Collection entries

★ ★ ★ ★ ★ ★ ★

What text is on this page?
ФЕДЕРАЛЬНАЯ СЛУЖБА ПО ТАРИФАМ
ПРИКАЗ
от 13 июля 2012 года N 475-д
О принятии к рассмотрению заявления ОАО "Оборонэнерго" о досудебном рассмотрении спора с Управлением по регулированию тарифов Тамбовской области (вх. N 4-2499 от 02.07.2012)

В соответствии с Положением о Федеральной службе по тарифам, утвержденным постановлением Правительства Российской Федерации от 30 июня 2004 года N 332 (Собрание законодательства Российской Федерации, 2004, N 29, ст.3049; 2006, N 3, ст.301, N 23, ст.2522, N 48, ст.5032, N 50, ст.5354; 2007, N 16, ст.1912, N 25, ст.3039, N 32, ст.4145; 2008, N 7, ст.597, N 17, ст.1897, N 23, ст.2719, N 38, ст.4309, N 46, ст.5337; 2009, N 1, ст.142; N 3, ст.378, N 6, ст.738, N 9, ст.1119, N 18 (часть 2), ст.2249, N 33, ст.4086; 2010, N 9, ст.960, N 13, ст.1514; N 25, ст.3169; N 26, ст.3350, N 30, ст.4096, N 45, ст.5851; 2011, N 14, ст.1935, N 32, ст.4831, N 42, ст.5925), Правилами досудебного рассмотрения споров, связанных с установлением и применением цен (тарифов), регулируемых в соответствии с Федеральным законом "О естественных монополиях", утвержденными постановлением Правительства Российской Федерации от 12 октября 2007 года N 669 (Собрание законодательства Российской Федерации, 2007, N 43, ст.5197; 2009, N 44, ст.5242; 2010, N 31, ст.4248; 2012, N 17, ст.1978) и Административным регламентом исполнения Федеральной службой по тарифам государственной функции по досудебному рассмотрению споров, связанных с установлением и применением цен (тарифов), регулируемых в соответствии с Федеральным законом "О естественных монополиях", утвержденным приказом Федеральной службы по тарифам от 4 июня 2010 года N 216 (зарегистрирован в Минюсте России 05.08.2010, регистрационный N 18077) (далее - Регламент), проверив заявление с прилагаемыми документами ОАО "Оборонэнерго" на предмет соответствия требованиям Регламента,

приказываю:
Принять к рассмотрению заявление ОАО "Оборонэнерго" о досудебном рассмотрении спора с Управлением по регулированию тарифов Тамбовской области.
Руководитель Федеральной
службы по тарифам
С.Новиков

★ ★ ★ ★ ★ ★ ★

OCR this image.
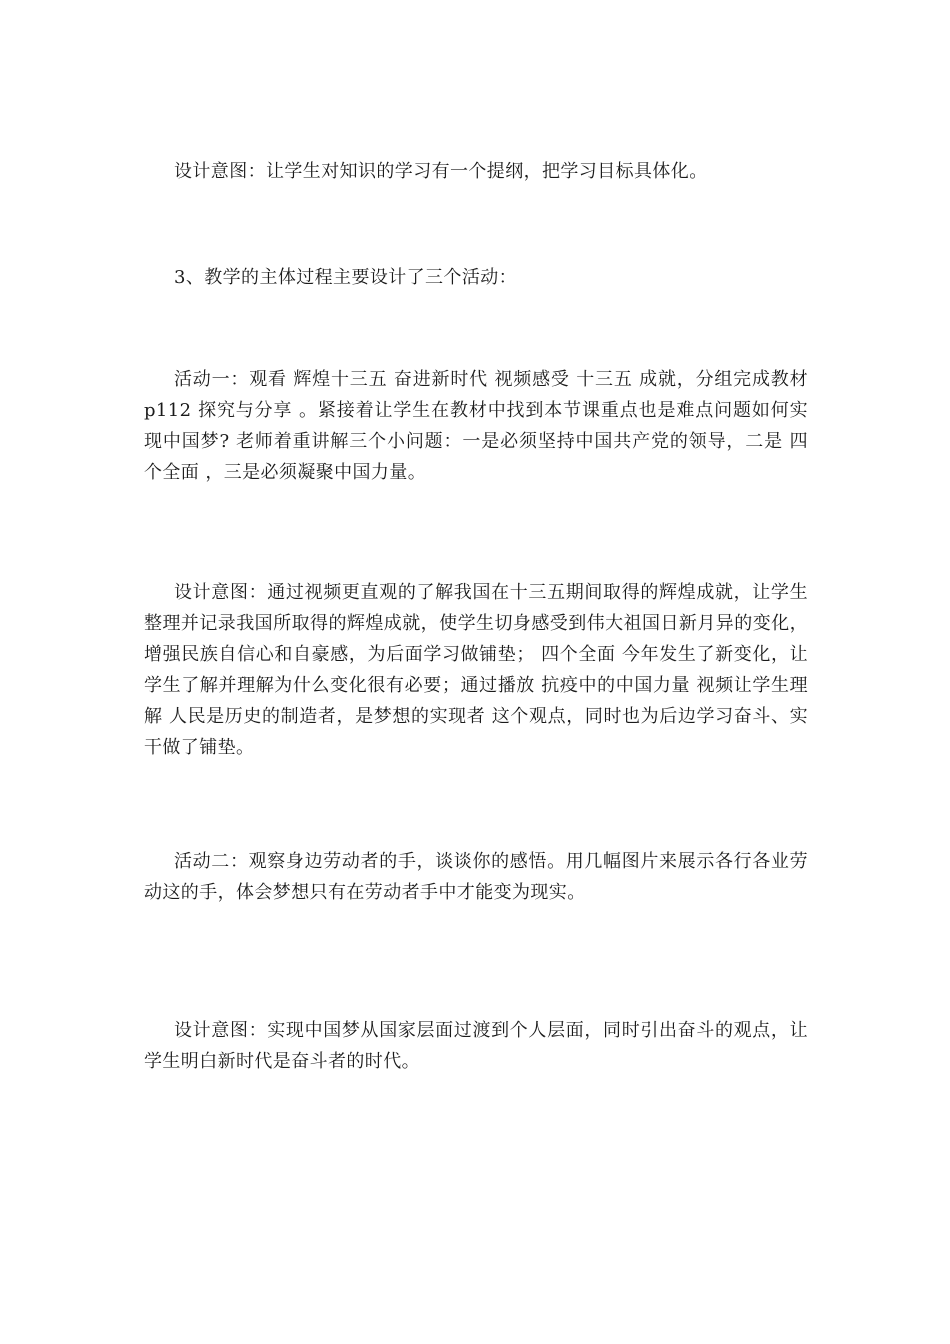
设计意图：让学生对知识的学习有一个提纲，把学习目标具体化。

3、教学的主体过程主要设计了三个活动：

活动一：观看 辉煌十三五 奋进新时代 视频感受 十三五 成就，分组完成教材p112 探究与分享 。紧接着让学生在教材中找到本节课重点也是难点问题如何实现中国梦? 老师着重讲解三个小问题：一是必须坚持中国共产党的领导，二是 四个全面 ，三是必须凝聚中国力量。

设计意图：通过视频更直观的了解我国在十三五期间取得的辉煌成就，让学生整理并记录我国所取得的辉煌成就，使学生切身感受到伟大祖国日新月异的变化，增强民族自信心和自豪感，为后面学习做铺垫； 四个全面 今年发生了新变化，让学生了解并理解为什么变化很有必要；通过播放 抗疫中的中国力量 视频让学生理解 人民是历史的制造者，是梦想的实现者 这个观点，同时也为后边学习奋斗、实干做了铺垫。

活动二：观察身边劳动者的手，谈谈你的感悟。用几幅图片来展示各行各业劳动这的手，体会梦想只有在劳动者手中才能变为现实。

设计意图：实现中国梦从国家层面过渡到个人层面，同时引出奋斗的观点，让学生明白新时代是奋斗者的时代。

★ ★ ★ ★ ★ ★ ★

Description of the task
Filter the records, keeping only lines that contain "四个全面", and show those lines.

Exercise response
活动一：观看 辉煌十三五 奋进新时代 视频感受 十三五 成就，分组完成教材p112 探究与分享 。紧接着让学生在教材中找到本节课重点也是难点问题如何实现中国梦? 老师着重讲解三个小问题：一是必须坚持中国共产党的领导，二是 四个全面 ，三是必须凝聚中国力量。
设计意图：通过视频更直观的了解我国在十三五期间取得的辉煌成就，让学生整理并记录我国所取得的辉煌成就，使学生切身感受到伟大祖国日新月异的变化，增强民族自信心和自豪感，为后面学习做铺垫； 四个全面 今年发生了新变化，让学生了解并理解为什么变化很有必要；通过播放 抗疫中的中国力量 视频让学生理解 人民是历史的制造者，是梦想的实现者 这个观点，同时也为后边学习奋斗、实干做了铺垫。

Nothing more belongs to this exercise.